Saved entries:
###

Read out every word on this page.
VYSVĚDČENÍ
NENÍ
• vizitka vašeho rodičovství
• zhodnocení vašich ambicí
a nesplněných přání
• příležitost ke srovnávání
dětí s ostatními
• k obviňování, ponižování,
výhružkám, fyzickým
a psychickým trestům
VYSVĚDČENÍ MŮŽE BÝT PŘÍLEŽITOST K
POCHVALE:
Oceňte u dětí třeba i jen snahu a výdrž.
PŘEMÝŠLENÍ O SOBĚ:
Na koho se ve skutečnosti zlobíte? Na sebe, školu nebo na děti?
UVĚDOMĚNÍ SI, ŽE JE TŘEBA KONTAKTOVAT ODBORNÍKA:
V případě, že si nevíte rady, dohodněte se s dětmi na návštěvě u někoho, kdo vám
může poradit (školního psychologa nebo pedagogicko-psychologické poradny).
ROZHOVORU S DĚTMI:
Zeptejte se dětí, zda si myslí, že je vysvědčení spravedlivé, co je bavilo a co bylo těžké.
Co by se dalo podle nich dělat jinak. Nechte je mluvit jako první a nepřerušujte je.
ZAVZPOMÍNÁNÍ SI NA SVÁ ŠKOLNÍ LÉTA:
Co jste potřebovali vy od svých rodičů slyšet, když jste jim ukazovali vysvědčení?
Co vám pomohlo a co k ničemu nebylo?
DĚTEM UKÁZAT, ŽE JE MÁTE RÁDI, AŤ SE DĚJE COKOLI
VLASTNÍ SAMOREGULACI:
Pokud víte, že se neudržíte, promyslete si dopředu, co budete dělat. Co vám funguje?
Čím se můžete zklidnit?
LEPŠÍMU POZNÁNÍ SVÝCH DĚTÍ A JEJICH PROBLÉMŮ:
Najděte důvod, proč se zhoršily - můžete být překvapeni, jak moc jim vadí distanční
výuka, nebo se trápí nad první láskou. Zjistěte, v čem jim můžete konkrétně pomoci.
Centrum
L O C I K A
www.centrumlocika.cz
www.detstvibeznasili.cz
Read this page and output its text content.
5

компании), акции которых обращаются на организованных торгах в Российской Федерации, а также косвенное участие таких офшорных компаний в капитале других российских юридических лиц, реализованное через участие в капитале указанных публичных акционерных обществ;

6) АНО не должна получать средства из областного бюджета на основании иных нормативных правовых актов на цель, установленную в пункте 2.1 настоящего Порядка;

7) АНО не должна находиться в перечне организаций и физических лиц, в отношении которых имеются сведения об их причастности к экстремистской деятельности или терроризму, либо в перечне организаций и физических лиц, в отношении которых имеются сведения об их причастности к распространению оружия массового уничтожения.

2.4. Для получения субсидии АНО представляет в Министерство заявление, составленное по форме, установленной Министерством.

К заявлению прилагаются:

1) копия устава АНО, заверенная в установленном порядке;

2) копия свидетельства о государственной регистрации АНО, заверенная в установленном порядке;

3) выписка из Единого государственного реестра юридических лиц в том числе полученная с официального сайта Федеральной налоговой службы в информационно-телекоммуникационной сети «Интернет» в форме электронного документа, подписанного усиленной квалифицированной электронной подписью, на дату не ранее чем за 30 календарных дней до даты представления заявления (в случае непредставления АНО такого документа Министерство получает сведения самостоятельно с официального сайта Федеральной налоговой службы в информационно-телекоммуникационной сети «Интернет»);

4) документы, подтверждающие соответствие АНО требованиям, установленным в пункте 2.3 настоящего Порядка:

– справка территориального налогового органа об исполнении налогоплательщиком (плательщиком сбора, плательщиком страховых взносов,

###

Return every line containing "dělat".

Co by se dalo podle nich dělat jinak. Nechte je mluvit jako první a nepřerušujte je.
Pokud víte, že se neudržíte, promyslete si dopředu, co budete dělat. Co vám funguje?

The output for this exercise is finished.